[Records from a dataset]
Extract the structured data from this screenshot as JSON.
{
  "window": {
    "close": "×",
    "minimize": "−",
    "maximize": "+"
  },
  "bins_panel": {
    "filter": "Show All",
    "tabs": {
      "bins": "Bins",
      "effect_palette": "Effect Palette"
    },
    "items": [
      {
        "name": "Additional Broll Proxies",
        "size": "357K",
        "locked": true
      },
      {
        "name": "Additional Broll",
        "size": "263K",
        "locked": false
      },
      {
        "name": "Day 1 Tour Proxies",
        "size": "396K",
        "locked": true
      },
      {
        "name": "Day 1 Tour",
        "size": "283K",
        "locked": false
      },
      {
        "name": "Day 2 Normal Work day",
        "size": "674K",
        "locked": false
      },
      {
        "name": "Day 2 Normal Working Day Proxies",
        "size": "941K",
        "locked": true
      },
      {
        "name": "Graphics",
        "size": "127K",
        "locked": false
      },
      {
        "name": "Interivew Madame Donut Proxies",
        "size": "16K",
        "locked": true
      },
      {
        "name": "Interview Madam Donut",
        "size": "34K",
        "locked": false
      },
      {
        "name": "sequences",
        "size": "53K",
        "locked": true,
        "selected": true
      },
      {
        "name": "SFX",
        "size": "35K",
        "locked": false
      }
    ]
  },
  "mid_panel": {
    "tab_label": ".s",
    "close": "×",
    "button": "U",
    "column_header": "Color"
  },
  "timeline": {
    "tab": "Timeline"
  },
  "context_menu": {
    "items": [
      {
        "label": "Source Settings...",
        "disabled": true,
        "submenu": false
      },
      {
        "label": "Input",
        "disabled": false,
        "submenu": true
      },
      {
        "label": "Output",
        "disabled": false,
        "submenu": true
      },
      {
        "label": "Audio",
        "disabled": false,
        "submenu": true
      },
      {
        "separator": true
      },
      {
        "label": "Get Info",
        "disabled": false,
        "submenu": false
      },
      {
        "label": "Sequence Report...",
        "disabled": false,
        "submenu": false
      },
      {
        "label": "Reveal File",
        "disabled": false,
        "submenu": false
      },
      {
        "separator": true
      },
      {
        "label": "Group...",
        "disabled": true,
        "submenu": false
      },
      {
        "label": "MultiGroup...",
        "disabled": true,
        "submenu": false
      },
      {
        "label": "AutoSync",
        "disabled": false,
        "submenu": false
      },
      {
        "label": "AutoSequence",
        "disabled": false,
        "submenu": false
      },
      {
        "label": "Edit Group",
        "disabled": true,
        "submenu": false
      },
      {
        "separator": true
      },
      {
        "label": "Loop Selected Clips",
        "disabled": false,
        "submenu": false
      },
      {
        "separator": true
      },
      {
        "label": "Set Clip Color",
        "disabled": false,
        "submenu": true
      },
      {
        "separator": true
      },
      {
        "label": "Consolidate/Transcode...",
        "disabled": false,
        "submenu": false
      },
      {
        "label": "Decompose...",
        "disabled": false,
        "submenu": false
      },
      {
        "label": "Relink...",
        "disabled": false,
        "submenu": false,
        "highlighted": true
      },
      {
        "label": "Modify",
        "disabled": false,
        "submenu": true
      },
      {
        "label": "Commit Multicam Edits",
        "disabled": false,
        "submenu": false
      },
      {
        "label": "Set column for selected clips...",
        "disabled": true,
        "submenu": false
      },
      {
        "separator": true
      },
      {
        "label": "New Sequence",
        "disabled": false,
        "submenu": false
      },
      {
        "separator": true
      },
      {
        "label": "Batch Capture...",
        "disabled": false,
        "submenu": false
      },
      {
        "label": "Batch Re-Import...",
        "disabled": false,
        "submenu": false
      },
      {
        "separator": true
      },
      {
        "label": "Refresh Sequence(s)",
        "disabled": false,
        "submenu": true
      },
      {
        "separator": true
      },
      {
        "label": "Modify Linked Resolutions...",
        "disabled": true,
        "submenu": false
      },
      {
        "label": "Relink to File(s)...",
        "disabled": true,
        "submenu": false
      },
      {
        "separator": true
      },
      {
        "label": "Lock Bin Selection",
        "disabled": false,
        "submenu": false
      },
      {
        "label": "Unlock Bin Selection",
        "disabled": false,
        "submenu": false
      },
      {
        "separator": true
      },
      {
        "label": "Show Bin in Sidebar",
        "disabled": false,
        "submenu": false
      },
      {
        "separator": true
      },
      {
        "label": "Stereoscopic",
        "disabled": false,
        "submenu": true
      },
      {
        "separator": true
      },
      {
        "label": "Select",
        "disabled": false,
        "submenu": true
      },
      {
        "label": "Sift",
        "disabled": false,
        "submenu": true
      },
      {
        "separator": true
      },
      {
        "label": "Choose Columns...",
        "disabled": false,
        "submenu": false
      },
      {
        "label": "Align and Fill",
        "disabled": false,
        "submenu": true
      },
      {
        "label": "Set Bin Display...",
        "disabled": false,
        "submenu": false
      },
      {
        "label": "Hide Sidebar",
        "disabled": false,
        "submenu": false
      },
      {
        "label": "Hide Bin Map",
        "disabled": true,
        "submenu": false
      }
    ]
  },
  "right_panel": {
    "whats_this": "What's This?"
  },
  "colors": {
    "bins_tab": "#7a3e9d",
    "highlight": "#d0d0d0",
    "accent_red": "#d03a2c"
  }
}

What to do: From the entries, report each line that includes the word "File".

Reply to the exercise:
        "label": "Reveal File",
        "label": "Relink to File(s)...",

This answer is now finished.